Quesito 1:
Secondo l'articolo sulla campagna elettorale americana, in che data è stato diramato il comunicato sottoscritto da Biden insieme a Francia, Germania, Italia e Regno Unito?
Quesito 2:
Estrai dall'articolo sulla campagna elettorale americana il brano che va da "Ma non è ancora" fino a "alla Casa Bianca." compreso, senza modificarlo.

+++ Testo di partenza

Mentre la campagna elettorale americana è entrata nel vivo e Kamala Harris e Donald Trump si scambiano attacchi sempre più diretti e personali, il resto del mondo e le crisi internazionali appaiono lontani dai temi trattati dai due candidati.

A cercare di lasciare un suo segno è invece il presidente uscente Joe Biden che con un comunicato diramato il 12 agosto, sottoscritto insieme ai governi di Francia, Germania, Italia e Regno Unito ha chiesto al governo iraniano di non procedere con un attacco nei confronti dello stato di Israele in risposta all’uccisione del numero due di Hezbollah, Fuad Shukr, e del leader politico di Hamas, Ismail Haniyeh, entrambe avvenute a fine luglio, quest’ultima nella capitale Teheran.

Un comunicato che è apparso, anche nei toni, poco incisivo, quasi rassegnato alla scarsa influenza che l’amministrazione presidenziale ha e avrà in questi ultimi mesi che la separano dalle presidenziali di novembre.

La “pace” di Ferragosto

I principali sforzi diplomatici, americani e non solo, al momento sono concentrati sul tentativo di ottenere qualche risultato dal vertice di domani. Ma al momento sono più i dubbi che le certezze. L’Iran, come prevedibile, ha respinto l’appello alla moderazione degli Usa e dei suoi alleati europei. E ha fatto filtrare, attraverso tra alti funzionari iraniani citati da Reuters, che solo un accordo per un cessate il fuoco a Gaza potrebbe convincere Teheran a non attaccare Israele. 

Ma non è ancora chiaro se Hamas parteciperà ai colloqui né se lo farà il governo israeliano. Se queste sono le premesse è più che lecito dubitare che si possa arrivare a un accordo. Non fosse altro perché dopo la morte di Haniyeh, la leadership politica dell'organizzazione terroristica è nelle mani di Yahya Sinwar, considerato la mente dell’attacco del 7 ottobre. Un fatto che, sicuramente, non spinge Tel Aviv ad avviare trattative. 

In questo scenario l’amministrazione americana non può fare molto. Anche perché il viaggio di Netanyahu a Washington ha reso evidenti due elementi: il raffreddamento dei rapporti con Biden e di conseguenza con Harris, e la vicinanza a Trump. È assai probabile che il premier israeliano voglia lasciare la situazione congelata nella speranza che il tycoon torni alla Casa Bianca.

Il fronte ucraino

Ma a impensierire la Casa Bianca, e di conseguenza l’attuale vicepresidente e candidata democratica Harris, è anche l’andamento della guerra in Ucraina dove l’invasione del territorio russo da parte dell’esercito di Kiev sembra aver prodotto un nuovo cambio di scenario in un conflitto che appare sempre più lontano da una conclusione rapida.

++++++
+++ Dati forniti

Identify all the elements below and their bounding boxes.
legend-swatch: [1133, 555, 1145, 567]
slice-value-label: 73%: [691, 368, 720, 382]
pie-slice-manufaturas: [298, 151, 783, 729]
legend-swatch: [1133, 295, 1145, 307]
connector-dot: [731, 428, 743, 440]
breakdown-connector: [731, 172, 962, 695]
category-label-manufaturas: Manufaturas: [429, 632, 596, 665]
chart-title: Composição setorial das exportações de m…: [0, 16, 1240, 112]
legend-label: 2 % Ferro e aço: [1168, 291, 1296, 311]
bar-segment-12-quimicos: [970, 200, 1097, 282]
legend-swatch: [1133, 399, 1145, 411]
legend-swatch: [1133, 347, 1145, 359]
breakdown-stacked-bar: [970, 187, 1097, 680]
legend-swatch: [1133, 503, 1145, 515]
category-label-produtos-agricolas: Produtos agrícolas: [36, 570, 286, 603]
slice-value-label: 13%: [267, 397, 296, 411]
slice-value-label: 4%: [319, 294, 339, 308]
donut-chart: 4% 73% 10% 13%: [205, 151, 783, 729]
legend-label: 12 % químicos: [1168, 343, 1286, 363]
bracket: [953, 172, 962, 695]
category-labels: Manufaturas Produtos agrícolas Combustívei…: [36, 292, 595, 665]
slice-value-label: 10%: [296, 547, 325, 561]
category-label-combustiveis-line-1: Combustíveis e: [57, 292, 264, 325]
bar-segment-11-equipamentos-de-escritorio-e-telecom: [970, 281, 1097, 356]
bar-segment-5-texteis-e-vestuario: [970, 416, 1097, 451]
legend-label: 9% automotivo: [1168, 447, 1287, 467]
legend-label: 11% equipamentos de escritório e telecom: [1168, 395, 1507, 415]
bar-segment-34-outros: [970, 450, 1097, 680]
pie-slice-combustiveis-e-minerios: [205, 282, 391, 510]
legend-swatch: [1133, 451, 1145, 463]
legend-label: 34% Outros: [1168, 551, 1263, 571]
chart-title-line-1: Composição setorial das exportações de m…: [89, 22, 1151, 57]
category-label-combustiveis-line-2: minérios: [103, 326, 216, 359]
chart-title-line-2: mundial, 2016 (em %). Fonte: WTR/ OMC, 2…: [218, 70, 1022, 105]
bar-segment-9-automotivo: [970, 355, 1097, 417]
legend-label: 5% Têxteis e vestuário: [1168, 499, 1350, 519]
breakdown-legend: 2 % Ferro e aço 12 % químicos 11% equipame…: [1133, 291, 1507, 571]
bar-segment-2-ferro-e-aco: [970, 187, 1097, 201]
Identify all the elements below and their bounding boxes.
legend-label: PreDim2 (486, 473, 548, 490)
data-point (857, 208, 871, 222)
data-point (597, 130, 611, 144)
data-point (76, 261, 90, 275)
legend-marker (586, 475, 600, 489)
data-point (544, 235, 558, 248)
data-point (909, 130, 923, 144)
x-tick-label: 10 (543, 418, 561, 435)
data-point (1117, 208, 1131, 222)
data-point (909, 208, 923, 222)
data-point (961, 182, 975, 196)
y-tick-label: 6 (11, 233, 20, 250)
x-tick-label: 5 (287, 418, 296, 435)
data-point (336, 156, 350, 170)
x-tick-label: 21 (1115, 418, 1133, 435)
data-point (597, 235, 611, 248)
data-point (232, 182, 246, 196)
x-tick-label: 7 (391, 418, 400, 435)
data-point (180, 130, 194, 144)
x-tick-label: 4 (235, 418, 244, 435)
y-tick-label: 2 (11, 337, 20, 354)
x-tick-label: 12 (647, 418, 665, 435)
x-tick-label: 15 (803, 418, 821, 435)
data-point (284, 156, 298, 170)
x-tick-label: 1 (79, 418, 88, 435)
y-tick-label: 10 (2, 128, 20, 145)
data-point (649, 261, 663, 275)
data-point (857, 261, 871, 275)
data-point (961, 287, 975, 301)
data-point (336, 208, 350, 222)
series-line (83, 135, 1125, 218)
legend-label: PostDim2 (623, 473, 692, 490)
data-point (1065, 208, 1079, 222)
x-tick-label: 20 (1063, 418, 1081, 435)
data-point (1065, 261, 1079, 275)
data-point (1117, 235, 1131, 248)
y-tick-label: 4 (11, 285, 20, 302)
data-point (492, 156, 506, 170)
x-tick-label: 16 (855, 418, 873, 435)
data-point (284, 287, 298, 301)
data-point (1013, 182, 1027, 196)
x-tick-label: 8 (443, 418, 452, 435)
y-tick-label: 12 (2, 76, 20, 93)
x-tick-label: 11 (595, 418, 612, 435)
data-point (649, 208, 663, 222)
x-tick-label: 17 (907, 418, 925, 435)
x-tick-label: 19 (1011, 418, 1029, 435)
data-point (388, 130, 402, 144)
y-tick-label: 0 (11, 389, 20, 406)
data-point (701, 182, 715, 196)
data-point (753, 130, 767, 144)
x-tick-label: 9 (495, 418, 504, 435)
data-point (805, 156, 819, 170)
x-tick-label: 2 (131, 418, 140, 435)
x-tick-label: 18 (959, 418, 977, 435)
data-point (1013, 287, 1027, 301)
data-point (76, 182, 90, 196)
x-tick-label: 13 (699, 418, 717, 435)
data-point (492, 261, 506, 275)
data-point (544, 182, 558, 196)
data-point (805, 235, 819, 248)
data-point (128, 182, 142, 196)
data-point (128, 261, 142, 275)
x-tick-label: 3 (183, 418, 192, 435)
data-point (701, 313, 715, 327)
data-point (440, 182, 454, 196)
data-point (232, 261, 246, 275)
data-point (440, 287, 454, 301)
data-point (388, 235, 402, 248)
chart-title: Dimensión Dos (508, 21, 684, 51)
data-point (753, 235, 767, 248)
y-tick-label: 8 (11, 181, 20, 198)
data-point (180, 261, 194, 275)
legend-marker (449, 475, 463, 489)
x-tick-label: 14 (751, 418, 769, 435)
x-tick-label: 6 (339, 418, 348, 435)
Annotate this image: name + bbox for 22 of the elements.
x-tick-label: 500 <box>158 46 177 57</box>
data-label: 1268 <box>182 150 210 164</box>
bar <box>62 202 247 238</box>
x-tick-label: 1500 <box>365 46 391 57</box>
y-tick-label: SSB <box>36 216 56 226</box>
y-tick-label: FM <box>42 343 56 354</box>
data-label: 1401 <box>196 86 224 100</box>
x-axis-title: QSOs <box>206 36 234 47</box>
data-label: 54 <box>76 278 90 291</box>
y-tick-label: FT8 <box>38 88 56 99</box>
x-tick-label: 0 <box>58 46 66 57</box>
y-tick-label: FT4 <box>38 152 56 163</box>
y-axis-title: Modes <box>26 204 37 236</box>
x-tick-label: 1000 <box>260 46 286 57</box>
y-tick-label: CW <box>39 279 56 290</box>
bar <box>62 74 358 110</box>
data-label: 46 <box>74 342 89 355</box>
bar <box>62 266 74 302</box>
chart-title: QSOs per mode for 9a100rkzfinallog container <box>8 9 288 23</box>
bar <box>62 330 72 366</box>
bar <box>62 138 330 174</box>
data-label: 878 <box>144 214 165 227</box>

++++++

Soluzione 1:
Il comunicato è stato diramato il 12 agosto.

Soluzione 2:
Ma non è ancora chiaro se Hamas parteciperà ai colloqui né se lo farà il governo israeliano. Se queste sono le premesse è più che lecito dubitare che si possa arrivare a un accordo. Non fosse altro perché dopo la morte di Haniyeh, la leadership politica dell'organizzazione terroristica è nelle mani di Yahya Sinwar, considerato la mente dell’attacco del 7 ottobre. Un fatto che, sicuramente, non spinge Tel Aviv ad avviare trattative. 

In questo scenario l’amministrazione americana non può fare molto. Anche perché il viaggio di Netanyahu a Washington ha reso evidenti due elementi: il raffreddamento dei rapporti con Biden e di conseguenza con Harris, e la vicinanza a Trump. È assai probabile che il premier israeliano voglia lasciare la situazione congelata nella speranza che il tycoon torni alla Casa Bianca.